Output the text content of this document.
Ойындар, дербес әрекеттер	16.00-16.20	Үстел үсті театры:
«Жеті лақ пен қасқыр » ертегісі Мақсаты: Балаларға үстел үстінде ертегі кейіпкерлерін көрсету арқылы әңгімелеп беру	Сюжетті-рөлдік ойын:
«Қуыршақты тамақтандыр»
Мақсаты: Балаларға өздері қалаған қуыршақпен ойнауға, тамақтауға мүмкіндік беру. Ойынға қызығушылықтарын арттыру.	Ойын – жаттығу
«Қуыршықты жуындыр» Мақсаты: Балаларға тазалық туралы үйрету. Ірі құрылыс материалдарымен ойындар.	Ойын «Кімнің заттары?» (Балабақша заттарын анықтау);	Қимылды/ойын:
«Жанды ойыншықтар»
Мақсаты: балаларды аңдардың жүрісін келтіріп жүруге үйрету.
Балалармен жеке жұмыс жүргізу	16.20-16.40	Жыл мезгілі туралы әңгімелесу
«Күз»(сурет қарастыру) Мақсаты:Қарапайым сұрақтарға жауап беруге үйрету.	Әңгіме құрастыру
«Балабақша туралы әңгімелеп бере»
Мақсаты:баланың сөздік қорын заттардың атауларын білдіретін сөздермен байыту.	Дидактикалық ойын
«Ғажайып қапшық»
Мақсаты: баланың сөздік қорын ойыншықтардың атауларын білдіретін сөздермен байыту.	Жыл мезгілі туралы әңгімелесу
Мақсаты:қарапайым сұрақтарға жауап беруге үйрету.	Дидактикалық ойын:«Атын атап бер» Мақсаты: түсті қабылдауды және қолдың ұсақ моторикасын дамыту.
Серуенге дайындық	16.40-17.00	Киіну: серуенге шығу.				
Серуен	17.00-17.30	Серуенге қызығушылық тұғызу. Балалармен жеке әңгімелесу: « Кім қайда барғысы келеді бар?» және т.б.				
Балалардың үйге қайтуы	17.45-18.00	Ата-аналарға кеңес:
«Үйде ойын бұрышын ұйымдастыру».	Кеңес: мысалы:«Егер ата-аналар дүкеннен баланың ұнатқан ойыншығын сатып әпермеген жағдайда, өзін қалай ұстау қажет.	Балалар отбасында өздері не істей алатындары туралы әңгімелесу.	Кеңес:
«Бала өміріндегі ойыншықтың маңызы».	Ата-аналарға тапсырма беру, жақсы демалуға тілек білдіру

-=-=-=-=-

> TASK OBJECTIVE
Write out the full listing exactly as given.

> REPLY TO THE TASK
Output the text content of this document.
Ойындар, дербес әрекеттер	16.00-16.20	Үстел үсті театры:
«Жеті лақ пен қасқыр » ертегісі Мақсаты: Балаларға үстел үстінде ертегі кейіпкерлерін көрсету арқылы әңгімелеп беру	Сюжетті-рөлдік ойын:
«Қуыршақты тамақтандыр»
Мақсаты: Балаларға өздері қалаған қуыршақпен ойнауға, тамақтауға мүмкіндік беру. Ойынға қызығушылықтарын арттыру.	Ойын – жаттығу
«Қуыршықты жуындыр» Мақсаты: Балаларға тазалық туралы үйрету. Ірі құрылыс материалдарымен ойындар.	Ойын «Кімнің заттары?» (Балабақша заттарын анықтау);	Қимылды/ойын:
«Жанды ойыншықтар»
Мақсаты: балаларды аңдардың жүрісін келтіріп жүруге үйрету.
Балалармен жеке жұмыс жүргізу	16.20-16.40	Жыл мезгілі туралы әңгімелесу
«Күз»(сурет қарастыру) Мақсаты:Қарапайым сұрақтарға жауап беруге үйрету.	Әңгіме құрастыру
«Балабақша туралы әңгімелеп бере»
Мақсаты:баланың сөздік қорын заттардың атауларын білдіретін сөздермен байыту.	Дидактикалық ойын
«Ғажайып қапшық»
Мақсаты: баланың сөздік қорын ойыншықтардың атауларын білдіретін сөздермен байыту.	Жыл мезгілі туралы әңгімелесу
Мақсаты:қарапайым сұрақтарға жауап беруге үйрету.	Дидактикалық ойын:«Атын атап бер» Мақсаты: түсті қабылдауды және қолдың ұсақ моторикасын дамыту.
Серуенге дайындық	16.40-17.00	Киіну: серуенге шығу.				
Серуен	17.00-17.30	Серуенге қызығушылық тұғызу. Балалармен жеке әңгімелесу: « Кім қайда барғысы келеді бар?» және т.б.				
Балалардың үйге қайтуы	17.45-18.00	Ата-аналарға кеңес:
«Үйде ойын бұрышын ұйымдастыру».	Кеңес: мысалы:«Егер ата-аналар дүкеннен баланың ұнатқан ойыншығын сатып әпермеген жағдайда, өзін қалай ұстау қажет.	Балалар отбасында өздері не істей алатындары туралы әңгімелесу.	Кеңес:
«Бала өміріндегі ойыншықтың маңызы».	Ата-аналарға тапсырма беру, жақсы демалуға тілек білдіру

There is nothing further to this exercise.